» YOUR GOAL
Only lines holding the word "INGRESSO" should be copied from the material.

» SUPPLIED RECORDS
┌──

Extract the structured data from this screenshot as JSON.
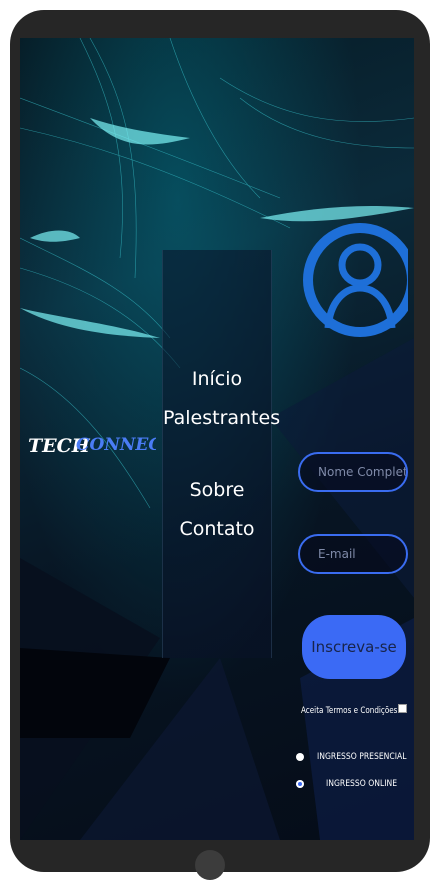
{
  "brand": {
    "logo_text_tech": "TECH",
    "logo_text_connect": "CONNECT"
  },
  "nav": {
    "items": [
      {
        "label": "Início"
      },
      {
        "label": "Palestrantes"
      },
      {
        "label": "Sobre"
      },
      {
        "label": "Contato"
      }
    ]
  },
  "form": {
    "name_placeholder": "Nome Completo",
    "email_placeholder": "E-mail",
    "submit_label": "Inscreva-se",
    "terms_label": "Aceita Termos e Condições",
    "terms_checked": false,
    "ticket_options": [
      {
        "label": "INGRESSO PRESENCIAL",
        "selected": false
      },
      {
        "label": "INGRESSO ONLINE",
        "selected": true
      }
    ]
  },
  "icons": {
    "avatar": "user-circle-icon",
    "home_button": "home-button"
  },
  "colors": {
    "accent": "#3b6af5",
    "avatar_ring": "#1e6fd8",
    "background": "#071523",
    "frame": "#262626"
  }
}
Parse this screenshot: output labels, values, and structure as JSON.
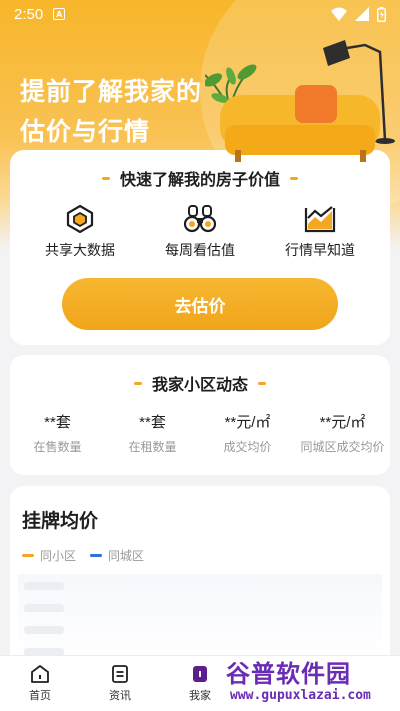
{
  "status": {
    "time": "2:50",
    "notif_badge": "A"
  },
  "hero": {
    "title_line1": "提前了解我家的",
    "title_line2": "估价与行情"
  },
  "valuation_card": {
    "title": "快速了解我的房子价值",
    "features": [
      {
        "icon": "cube-data-icon",
        "label": "共享大数据"
      },
      {
        "icon": "binoculars-icon",
        "label": "每周看估值"
      },
      {
        "icon": "trend-chart-icon",
        "label": "行情早知道"
      }
    ],
    "cta_label": "去估价"
  },
  "community_card": {
    "title": "我家小区动态",
    "stats": [
      {
        "value": "**套",
        "label": "在售数量"
      },
      {
        "value": "**套",
        "label": "在租数量"
      },
      {
        "value": "**元/㎡",
        "label": "成交均价"
      },
      {
        "value": "**元/㎡",
        "label": "同城区成交均价"
      }
    ]
  },
  "listing_price_card": {
    "title": "挂牌均价",
    "legend": [
      {
        "label": "同小区",
        "color": "#f5a623"
      },
      {
        "label": "同城区",
        "color": "#2f6fe0"
      }
    ]
  },
  "tabbar": {
    "tabs": [
      {
        "icon": "home-icon",
        "label": "首页"
      },
      {
        "icon": "news-icon",
        "label": "资讯"
      },
      {
        "icon": "my-home-icon",
        "label": "我家"
      }
    ]
  },
  "watermark": {
    "main": "谷普软件园",
    "sub": "www.gupuxlazai.com"
  },
  "colors": {
    "accent": "#f5a623",
    "cta": "#f0a51b",
    "blue": "#2f6fe0",
    "active_tab": "#5a1f8c"
  }
}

└──

» OUTPUT FOR THIS TASK
        "label": "INGRESSO PRESENCIAL",
        "label": "INGRESSO ONLINE",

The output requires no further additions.